▶ Task description
Print, exactly and completely, every entry in the data.

Start of Data supplied

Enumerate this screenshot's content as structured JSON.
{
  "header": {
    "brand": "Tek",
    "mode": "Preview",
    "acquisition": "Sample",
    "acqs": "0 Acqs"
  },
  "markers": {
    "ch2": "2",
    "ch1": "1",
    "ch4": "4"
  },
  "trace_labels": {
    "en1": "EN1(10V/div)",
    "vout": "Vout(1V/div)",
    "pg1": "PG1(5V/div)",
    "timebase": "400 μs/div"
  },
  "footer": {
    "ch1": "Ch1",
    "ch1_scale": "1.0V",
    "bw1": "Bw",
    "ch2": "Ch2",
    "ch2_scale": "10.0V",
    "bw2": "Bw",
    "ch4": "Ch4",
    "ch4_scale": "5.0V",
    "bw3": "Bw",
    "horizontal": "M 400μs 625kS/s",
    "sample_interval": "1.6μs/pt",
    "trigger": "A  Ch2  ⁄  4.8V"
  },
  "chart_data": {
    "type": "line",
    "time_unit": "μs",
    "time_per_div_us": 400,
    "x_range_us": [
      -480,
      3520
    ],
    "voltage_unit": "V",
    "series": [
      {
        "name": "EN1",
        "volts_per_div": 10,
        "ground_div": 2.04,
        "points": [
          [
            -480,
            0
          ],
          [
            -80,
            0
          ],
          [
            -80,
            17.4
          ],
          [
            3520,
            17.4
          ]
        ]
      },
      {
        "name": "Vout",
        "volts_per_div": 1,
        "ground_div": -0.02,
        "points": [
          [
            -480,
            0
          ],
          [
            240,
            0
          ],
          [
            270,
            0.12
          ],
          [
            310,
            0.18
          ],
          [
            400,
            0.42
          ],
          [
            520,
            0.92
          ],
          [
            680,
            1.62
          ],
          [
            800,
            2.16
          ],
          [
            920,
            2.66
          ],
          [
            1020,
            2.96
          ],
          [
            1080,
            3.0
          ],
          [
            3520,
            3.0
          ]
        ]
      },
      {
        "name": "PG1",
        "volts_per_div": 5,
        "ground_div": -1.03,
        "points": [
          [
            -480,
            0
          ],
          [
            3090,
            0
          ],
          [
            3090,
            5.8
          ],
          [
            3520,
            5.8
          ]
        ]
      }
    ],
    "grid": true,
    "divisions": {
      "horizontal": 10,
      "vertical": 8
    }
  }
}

End of Data supplied

▶ Exercise output
Enumerate this screenshot's content as structured JSON.
{
  "header": {
    "brand": "Tek",
    "mode": "Preview",
    "acquisition": "Sample",
    "acqs": "0 Acqs"
  },
  "markers": {
    "ch2": "2",
    "ch1": "1",
    "ch4": "4"
  },
  "trace_labels": {
    "en1": "EN1(10V/div)",
    "vout": "Vout(1V/div)",
    "pg1": "PG1(5V/div)",
    "timebase": "400 μs/div"
  },
  "footer": {
    "ch1": "Ch1",
    "ch1_scale": "1.0V",
    "bw1": "Bw",
    "ch2": "Ch2",
    "ch2_scale": "10.0V",
    "bw2": "Bw",
    "ch4": "Ch4",
    "ch4_scale": "5.0V",
    "bw3": "Bw",
    "horizontal": "M 400μs 625kS/s",
    "sample_interval": "1.6μs/pt",
    "trigger": "A  Ch2  ⁄  4.8V"
  },
  "chart_data": {
    "type": "line",
    "time_unit": "μs",
    "time_per_div_us": 400,
    "x_range_us": [
      -480,
      3520
    ],
    "voltage_unit": "V",
    "series": [
      {
        "name": "EN1",
        "volts_per_div": 10,
        "ground_div": 2.04,
        "points": [
          [
            -480,
            0
          ],
          [
            -80,
            0
          ],
          [
            -80,
            17.4
          ],
          [
            3520,
            17.4
          ]
        ]
      },
      {
        "name": "Vout",
        "volts_per_div": 1,
        "ground_div": -0.02,
        "points": [
          [
            -480,
            0
          ],
          [
            240,
            0
          ],
          [
            270,
            0.12
          ],
          [
            310,
            0.18
          ],
          [
            400,
            0.42
          ],
          [
            520,
            0.92
          ],
          [
            680,
            1.62
          ],
          [
            800,
            2.16
          ],
          [
            920,
            2.66
          ],
          [
            1020,
            2.96
          ],
          [
            1080,
            3.0
          ],
          [
            3520,
            3.0
          ]
        ]
      },
      {
        "name": "PG1",
        "volts_per_div": 5,
        "ground_div": -1.03,
        "points": [
          [
            -480,
            0
          ],
          [
            3090,
            0
          ],
          [
            3090,
            5.8
          ],
          [
            3520,
            5.8
          ]
        ]
      }
    ],
    "grid": true,
    "divisions": {
      "horizontal": 10,
      "vertical": 8
    }
  }
}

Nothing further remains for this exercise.